Figure collection entries
--

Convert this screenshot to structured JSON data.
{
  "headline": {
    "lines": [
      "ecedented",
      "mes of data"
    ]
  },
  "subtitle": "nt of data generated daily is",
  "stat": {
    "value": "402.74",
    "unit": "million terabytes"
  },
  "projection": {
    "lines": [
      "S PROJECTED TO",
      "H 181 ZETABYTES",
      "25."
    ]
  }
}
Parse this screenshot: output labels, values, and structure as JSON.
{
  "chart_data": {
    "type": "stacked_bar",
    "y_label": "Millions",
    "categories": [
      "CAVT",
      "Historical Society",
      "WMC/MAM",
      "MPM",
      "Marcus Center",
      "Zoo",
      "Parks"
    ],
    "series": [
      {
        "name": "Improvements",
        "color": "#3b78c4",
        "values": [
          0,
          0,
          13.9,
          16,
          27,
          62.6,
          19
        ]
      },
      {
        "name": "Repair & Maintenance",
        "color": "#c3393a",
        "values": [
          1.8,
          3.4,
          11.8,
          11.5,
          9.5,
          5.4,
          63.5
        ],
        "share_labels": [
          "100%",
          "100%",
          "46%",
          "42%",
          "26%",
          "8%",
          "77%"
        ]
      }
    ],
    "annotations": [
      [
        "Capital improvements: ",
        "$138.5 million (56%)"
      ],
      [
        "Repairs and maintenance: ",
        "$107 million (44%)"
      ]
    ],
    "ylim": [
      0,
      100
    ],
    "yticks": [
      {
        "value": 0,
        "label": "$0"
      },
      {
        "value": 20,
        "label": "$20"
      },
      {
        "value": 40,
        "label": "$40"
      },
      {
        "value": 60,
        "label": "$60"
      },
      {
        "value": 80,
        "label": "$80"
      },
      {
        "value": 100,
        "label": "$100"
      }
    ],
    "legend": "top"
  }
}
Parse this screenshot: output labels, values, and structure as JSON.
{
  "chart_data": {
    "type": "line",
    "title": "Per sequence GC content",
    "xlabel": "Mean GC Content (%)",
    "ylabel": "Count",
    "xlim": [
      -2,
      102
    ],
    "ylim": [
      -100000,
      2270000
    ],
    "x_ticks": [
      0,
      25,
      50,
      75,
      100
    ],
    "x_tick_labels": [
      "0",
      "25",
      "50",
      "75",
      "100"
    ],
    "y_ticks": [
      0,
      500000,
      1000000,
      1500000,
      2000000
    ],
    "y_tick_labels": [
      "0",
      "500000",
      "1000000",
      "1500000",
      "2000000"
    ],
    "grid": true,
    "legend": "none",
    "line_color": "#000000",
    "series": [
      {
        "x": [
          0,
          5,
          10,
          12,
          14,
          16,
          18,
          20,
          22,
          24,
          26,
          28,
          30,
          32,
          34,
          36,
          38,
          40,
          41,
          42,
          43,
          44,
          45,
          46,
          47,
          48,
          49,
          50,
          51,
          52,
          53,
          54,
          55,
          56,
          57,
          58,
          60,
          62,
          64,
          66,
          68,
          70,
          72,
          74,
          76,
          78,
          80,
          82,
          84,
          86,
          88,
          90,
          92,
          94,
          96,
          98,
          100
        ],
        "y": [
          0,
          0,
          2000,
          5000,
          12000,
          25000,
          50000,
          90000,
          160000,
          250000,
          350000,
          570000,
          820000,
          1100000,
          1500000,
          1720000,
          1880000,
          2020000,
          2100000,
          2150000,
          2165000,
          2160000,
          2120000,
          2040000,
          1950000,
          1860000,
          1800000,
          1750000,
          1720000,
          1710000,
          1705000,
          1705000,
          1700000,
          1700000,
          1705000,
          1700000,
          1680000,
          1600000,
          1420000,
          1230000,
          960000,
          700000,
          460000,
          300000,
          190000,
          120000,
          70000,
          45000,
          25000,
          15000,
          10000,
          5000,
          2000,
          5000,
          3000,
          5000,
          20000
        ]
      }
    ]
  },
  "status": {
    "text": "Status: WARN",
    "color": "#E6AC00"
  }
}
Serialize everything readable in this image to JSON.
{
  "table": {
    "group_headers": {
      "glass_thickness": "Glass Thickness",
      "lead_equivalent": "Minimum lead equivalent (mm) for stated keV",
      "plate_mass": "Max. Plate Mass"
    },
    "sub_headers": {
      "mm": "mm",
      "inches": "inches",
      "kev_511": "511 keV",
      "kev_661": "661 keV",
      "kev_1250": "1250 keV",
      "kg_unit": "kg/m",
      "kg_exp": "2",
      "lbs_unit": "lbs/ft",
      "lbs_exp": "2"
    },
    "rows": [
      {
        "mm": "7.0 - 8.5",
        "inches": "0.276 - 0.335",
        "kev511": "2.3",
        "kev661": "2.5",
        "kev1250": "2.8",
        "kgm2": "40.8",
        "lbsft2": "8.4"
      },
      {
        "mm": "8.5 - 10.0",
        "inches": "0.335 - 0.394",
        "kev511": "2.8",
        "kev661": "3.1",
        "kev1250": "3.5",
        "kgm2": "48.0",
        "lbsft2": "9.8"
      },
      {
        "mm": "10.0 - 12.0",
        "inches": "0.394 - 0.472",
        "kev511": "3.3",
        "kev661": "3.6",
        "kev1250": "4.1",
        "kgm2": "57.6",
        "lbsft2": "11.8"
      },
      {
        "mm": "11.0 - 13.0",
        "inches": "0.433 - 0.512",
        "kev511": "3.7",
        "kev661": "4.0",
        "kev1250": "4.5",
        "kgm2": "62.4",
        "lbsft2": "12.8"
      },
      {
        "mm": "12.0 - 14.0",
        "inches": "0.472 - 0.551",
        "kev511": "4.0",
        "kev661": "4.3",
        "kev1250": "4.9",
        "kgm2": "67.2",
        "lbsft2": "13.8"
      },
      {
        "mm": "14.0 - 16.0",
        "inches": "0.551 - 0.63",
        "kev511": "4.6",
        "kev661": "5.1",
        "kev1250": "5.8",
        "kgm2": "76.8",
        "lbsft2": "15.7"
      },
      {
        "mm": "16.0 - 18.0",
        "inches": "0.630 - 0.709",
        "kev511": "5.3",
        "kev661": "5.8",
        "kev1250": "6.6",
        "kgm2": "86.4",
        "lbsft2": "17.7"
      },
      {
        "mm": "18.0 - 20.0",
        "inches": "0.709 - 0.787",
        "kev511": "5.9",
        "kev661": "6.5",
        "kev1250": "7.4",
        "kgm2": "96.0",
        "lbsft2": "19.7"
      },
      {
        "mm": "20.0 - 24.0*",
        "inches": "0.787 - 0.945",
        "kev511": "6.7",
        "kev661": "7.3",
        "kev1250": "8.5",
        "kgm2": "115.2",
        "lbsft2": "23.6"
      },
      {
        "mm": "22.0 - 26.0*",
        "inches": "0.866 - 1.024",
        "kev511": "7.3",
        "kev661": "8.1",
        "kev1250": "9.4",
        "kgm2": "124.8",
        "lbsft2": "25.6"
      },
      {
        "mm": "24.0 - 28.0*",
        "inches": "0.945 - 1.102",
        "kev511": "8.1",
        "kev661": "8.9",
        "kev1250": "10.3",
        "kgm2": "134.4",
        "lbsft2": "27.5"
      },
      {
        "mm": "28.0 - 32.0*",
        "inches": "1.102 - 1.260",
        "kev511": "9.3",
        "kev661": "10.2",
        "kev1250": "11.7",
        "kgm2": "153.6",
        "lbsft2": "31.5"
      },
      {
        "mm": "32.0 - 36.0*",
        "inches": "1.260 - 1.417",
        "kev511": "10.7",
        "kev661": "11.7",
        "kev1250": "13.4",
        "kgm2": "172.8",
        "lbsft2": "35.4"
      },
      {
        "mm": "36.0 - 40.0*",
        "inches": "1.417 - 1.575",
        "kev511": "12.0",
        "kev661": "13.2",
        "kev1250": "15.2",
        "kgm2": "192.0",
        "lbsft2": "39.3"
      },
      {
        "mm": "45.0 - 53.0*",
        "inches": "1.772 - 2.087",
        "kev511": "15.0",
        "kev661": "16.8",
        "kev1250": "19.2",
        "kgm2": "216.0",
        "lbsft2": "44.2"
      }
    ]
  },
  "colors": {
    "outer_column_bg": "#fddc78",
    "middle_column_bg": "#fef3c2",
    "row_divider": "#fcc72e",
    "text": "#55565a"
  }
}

--

▶ TASK PROMPT
Pull out the lines above in which the word "name" appears.

▶ COMPLETED EXERCISE
        "name": "Improvements",
        "name": "Repair & Maintenance",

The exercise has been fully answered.